→ Exercise directions
Select from the data all lines with the word "wave".
** Start of Entries supplied **
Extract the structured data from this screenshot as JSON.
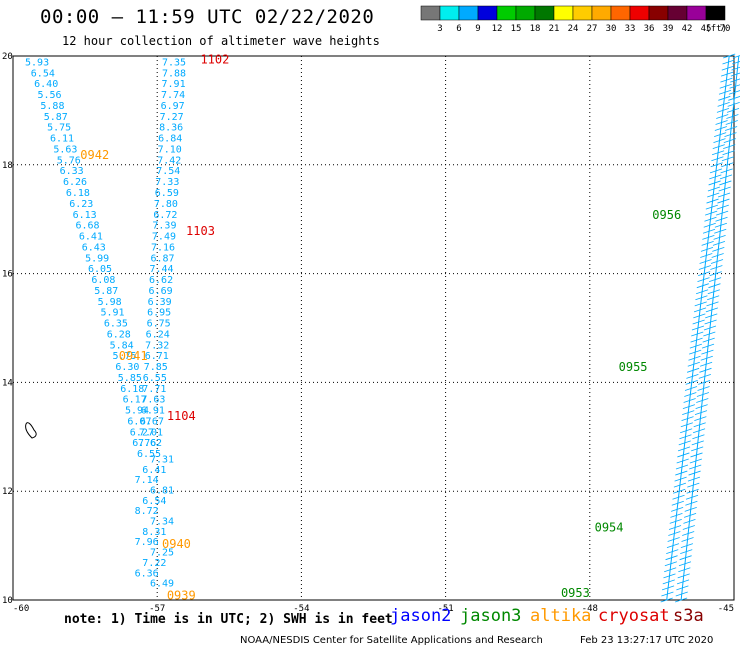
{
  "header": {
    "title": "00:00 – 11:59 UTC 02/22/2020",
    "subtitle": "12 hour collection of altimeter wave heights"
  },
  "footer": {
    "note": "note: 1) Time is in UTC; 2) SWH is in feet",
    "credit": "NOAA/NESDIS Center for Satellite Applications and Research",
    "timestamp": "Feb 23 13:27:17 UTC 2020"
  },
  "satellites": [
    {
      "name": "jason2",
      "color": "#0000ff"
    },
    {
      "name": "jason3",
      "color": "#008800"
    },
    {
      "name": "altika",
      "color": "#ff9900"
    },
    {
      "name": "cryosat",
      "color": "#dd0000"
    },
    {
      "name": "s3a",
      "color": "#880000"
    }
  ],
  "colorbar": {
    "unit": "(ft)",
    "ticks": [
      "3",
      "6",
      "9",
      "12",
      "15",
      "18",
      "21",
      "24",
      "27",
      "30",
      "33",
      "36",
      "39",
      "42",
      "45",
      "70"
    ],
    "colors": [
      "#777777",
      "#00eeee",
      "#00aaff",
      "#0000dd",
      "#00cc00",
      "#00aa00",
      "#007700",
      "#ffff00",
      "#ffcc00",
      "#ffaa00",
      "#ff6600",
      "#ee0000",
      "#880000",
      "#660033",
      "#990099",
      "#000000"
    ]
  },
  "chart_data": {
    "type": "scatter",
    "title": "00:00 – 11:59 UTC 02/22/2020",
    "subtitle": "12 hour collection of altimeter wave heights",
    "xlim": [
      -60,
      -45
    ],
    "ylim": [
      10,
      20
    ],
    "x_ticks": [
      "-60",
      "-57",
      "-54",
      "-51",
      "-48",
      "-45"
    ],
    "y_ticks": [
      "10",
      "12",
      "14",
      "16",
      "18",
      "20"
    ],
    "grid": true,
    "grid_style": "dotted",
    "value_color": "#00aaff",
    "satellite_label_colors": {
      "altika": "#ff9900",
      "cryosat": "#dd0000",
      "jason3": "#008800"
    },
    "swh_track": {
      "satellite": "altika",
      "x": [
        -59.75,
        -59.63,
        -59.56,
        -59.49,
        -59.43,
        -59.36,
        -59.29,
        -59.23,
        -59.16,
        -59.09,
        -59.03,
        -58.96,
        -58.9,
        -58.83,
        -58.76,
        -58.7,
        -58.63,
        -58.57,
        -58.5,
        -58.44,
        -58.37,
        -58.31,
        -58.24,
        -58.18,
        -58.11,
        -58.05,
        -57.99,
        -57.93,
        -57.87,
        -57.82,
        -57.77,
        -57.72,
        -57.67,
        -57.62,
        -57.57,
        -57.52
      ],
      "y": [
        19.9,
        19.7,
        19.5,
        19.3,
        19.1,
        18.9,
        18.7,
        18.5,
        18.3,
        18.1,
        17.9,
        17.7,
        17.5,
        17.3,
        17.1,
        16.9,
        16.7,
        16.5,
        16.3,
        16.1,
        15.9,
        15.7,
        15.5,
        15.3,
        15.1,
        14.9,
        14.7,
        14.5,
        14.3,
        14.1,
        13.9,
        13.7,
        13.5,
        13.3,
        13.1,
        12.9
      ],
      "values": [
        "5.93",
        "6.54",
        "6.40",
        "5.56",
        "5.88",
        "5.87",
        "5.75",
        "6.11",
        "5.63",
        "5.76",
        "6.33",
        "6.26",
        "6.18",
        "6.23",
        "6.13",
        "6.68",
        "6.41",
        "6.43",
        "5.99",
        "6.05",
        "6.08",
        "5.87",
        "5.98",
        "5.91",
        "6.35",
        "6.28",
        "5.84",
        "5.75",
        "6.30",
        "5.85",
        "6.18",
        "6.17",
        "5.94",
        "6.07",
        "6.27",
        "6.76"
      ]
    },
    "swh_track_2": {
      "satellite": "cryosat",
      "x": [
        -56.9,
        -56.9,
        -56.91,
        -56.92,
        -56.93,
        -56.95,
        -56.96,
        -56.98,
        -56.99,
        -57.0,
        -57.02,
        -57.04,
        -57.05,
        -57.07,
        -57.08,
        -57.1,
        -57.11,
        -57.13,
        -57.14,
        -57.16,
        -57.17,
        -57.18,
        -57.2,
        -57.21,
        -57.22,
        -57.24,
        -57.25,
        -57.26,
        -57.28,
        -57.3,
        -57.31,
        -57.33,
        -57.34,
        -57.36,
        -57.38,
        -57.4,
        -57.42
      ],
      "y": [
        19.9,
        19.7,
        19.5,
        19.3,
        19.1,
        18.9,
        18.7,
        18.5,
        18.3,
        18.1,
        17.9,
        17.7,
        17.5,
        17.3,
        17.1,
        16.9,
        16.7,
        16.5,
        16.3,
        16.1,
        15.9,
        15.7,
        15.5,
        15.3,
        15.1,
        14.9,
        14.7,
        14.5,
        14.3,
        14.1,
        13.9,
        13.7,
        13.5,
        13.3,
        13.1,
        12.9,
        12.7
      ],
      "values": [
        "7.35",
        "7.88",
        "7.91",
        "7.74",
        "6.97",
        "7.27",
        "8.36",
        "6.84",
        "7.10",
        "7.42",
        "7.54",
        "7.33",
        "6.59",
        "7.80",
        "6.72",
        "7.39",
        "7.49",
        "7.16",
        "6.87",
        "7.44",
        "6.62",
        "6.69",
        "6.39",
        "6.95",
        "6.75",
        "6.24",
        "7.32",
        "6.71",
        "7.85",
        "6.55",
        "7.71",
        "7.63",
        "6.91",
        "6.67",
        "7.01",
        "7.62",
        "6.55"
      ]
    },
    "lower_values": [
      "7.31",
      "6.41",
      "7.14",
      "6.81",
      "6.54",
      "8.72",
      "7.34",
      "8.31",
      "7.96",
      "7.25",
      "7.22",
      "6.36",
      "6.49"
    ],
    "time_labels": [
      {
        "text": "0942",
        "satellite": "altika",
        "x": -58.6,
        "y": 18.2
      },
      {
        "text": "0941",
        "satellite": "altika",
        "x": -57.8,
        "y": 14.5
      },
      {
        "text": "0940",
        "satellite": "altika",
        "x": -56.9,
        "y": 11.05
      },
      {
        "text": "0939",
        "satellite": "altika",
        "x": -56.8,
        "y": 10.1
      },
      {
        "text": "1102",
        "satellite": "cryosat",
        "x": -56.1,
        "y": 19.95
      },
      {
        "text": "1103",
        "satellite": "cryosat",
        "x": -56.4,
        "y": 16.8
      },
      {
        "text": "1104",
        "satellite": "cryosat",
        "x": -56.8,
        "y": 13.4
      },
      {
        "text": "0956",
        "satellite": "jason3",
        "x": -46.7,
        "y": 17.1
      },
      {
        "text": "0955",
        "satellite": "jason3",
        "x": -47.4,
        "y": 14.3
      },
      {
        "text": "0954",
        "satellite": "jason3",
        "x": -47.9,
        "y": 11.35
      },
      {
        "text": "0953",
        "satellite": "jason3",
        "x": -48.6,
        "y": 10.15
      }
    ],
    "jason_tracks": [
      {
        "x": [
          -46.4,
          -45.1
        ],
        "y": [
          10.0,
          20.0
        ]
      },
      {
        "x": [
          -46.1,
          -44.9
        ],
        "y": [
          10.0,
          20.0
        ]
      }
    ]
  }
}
** End of Entries supplied **
→ Answer to the problem
    "subtitle": "12 hour collection of altimeter wave heights"
    "subtitle": "12 hour collection of altimeter wave heights",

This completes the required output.